═══ Input records ═══

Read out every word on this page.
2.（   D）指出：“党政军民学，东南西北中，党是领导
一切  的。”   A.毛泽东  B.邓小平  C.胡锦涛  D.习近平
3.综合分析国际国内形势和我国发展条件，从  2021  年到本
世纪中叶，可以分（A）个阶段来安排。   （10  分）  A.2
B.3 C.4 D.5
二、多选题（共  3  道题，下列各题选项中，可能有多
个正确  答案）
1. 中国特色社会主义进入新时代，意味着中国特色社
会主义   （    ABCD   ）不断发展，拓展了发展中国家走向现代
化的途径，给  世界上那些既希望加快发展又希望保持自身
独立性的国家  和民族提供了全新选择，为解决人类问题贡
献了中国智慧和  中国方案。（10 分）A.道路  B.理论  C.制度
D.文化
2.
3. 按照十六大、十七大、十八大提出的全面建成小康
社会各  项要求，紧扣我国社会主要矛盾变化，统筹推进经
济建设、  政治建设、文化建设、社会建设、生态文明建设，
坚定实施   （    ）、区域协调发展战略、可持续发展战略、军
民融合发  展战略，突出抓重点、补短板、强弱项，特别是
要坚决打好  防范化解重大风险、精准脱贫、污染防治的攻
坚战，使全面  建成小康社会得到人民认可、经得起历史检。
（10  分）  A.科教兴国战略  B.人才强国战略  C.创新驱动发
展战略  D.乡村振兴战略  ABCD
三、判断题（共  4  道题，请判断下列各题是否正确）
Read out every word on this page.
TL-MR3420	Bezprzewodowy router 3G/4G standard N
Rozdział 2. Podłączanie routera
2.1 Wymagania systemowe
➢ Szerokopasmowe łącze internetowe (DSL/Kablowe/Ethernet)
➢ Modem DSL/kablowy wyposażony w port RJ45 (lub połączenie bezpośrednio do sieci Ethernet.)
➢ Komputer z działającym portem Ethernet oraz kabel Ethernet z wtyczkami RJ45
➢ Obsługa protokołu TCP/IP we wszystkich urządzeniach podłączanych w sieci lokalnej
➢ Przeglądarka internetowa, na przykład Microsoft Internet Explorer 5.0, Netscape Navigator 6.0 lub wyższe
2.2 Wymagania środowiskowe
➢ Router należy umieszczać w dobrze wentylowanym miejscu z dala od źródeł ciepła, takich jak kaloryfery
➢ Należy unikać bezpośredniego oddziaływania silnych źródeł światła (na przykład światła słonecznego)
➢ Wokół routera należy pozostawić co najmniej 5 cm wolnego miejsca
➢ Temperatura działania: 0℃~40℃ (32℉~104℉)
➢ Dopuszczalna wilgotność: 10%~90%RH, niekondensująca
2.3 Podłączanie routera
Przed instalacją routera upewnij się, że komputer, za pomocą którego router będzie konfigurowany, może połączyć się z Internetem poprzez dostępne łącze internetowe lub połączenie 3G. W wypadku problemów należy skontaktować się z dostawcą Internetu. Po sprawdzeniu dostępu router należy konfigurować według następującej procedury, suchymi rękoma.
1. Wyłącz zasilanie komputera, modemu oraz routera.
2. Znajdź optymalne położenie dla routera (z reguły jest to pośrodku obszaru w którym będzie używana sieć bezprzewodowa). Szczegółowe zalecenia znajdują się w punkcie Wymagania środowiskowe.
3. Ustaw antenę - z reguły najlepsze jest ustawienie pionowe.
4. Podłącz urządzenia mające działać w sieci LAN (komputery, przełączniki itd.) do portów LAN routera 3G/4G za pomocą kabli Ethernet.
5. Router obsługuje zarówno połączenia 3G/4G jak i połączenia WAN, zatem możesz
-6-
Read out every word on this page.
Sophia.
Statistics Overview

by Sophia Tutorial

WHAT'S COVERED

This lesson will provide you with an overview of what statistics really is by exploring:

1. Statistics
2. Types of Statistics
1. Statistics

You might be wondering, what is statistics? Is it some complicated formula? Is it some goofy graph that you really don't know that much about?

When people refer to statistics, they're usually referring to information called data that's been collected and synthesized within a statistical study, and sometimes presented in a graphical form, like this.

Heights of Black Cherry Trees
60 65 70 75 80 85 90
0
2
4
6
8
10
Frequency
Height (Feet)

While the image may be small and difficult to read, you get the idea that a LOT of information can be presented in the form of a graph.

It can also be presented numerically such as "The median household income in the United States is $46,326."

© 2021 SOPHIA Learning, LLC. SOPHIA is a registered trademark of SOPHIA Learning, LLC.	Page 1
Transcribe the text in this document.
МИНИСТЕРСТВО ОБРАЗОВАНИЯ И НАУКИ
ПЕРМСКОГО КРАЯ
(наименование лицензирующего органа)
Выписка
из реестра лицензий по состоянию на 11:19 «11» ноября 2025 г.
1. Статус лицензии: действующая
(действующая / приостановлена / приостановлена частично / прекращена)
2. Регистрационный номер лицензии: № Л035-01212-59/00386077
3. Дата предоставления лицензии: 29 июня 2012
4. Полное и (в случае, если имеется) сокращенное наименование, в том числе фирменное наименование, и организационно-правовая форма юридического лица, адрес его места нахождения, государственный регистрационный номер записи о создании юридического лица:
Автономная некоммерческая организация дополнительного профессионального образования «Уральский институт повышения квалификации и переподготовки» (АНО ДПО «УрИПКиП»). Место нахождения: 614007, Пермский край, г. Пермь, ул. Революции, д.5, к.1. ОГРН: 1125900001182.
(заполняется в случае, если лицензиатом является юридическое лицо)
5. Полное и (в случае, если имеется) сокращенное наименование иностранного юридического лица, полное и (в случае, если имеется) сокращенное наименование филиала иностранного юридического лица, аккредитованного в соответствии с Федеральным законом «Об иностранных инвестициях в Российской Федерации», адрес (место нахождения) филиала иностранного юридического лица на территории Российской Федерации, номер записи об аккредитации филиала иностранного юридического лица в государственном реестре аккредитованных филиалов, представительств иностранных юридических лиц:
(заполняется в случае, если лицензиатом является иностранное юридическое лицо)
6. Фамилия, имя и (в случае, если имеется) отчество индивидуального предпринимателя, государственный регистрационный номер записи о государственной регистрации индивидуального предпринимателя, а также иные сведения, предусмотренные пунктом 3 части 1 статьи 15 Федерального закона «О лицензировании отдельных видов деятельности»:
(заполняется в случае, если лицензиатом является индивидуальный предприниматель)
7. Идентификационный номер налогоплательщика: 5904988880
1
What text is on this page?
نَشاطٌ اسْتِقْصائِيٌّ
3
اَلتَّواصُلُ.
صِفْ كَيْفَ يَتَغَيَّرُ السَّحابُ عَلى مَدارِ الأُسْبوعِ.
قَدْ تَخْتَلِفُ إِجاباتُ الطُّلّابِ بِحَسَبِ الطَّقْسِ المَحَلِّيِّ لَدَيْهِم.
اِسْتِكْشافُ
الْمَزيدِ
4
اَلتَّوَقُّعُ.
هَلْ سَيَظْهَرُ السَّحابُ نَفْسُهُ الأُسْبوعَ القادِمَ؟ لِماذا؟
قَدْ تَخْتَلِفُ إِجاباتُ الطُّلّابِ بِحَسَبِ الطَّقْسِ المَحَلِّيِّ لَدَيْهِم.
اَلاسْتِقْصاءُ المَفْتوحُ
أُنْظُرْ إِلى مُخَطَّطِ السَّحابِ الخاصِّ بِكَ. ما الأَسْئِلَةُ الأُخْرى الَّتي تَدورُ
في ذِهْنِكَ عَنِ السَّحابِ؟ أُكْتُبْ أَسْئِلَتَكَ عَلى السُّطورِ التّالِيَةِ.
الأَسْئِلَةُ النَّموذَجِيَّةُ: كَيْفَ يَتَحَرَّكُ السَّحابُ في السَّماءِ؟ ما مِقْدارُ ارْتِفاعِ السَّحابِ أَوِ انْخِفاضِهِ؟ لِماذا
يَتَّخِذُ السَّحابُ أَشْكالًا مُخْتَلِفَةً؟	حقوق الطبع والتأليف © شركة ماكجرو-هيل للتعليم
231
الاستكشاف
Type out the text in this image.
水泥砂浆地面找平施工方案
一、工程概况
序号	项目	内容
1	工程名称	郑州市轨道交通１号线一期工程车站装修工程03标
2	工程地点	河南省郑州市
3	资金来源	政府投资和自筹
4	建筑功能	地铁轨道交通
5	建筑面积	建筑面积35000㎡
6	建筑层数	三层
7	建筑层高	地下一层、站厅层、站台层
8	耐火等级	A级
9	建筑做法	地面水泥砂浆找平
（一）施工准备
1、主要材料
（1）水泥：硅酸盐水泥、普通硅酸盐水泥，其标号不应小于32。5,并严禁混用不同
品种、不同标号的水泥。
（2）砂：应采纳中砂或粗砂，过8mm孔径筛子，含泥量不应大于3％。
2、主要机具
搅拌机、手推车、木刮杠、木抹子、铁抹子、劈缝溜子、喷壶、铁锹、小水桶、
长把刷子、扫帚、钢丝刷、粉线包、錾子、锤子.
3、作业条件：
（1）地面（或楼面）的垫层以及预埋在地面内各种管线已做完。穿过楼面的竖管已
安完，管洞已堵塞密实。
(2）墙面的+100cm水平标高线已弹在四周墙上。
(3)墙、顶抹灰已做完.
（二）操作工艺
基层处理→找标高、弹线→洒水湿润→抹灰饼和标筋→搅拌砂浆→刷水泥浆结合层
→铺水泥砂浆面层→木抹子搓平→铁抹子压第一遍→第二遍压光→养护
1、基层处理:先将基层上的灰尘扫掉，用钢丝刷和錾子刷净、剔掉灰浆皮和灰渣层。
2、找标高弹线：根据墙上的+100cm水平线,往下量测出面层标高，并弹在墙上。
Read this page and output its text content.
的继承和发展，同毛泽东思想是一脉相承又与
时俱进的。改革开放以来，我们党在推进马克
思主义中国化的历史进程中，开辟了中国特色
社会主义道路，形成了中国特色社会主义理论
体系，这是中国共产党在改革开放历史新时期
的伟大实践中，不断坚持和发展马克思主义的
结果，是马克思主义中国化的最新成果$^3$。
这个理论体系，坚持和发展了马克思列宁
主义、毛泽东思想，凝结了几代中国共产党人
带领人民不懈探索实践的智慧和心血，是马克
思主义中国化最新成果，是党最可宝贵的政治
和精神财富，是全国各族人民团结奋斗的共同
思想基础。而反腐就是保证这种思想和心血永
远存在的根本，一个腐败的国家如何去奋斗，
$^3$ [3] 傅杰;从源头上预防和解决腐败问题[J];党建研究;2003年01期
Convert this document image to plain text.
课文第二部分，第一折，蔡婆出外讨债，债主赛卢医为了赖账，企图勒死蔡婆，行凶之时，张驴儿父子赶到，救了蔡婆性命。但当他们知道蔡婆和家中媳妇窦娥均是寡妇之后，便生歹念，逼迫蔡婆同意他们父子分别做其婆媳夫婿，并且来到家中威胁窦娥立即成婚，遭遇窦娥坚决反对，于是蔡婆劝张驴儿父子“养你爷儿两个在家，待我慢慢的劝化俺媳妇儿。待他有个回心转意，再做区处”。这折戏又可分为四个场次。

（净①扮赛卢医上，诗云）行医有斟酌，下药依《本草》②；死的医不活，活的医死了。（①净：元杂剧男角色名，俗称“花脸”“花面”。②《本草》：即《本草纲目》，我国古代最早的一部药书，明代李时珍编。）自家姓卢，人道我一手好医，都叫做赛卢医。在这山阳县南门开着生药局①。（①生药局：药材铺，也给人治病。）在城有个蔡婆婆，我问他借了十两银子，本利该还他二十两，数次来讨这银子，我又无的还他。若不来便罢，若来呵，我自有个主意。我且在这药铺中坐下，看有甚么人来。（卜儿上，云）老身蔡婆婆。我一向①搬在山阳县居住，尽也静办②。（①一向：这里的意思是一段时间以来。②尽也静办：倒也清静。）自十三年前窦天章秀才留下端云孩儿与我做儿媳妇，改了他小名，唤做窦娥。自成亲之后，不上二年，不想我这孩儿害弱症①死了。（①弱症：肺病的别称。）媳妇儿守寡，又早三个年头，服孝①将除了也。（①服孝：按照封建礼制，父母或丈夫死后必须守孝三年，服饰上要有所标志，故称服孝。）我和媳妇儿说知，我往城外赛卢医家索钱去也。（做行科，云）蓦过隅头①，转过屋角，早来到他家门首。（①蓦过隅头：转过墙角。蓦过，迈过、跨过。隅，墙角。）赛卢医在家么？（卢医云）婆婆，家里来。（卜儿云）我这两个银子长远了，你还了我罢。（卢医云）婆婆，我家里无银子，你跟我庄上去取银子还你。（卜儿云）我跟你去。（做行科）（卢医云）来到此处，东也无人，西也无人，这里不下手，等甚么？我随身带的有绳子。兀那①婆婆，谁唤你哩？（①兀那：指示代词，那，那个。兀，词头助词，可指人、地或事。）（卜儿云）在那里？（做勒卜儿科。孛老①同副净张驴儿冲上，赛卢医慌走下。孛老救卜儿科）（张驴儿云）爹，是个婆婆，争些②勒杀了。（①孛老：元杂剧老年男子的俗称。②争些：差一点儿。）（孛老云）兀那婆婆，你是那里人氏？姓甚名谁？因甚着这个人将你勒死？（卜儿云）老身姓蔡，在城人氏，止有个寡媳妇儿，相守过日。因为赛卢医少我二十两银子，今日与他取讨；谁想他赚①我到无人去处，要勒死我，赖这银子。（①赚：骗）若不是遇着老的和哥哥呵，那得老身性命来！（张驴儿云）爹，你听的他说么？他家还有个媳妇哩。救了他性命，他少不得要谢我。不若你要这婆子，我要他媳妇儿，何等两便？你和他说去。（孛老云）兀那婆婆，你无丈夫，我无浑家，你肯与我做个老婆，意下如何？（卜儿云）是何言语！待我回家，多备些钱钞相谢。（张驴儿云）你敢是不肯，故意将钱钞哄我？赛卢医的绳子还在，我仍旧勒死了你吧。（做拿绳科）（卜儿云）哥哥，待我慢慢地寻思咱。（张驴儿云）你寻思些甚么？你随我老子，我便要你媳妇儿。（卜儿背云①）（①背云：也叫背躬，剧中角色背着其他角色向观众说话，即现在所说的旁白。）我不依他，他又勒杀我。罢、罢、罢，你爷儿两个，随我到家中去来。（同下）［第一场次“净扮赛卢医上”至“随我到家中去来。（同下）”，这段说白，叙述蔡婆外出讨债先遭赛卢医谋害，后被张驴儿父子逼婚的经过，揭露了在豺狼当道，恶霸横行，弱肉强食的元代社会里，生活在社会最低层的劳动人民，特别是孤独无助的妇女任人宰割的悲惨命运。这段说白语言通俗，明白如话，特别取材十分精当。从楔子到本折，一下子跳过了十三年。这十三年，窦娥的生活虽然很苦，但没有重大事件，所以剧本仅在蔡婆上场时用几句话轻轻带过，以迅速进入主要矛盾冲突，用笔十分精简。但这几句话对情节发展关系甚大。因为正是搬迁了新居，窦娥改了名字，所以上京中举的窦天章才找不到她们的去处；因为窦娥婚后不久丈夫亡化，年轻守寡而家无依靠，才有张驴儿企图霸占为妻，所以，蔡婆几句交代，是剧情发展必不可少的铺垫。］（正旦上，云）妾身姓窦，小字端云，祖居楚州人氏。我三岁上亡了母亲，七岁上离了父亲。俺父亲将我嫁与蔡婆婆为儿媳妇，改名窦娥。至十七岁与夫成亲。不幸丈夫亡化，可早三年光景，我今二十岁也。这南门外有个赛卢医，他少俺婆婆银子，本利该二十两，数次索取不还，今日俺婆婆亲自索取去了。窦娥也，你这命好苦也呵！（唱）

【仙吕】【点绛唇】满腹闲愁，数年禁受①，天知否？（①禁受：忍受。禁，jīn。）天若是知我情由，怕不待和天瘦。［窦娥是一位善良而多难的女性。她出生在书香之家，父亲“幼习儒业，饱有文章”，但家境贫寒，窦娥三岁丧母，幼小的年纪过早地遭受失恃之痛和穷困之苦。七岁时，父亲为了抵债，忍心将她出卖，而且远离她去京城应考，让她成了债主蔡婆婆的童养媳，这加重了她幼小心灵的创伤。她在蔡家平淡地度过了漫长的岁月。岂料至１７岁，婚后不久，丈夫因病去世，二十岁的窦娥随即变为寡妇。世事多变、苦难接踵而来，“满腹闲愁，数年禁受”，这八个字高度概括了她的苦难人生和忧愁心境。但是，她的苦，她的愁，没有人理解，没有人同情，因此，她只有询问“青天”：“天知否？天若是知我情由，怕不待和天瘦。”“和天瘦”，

═══

#### What the exercise asks
From the entries above, copy every line that holds the word "reguły".

#### Written solution
2. Znajdź optymalne położenie dla routera (z reguły jest to pośrodku obszaru w którym będzie używana sieć bezprzewodowa). Szczegółowe zalecenia znajdują się w punkcie Wymagania środowiskowe.
3. Ustaw antenę - z reguły najlepsze jest ustawienie pionowe.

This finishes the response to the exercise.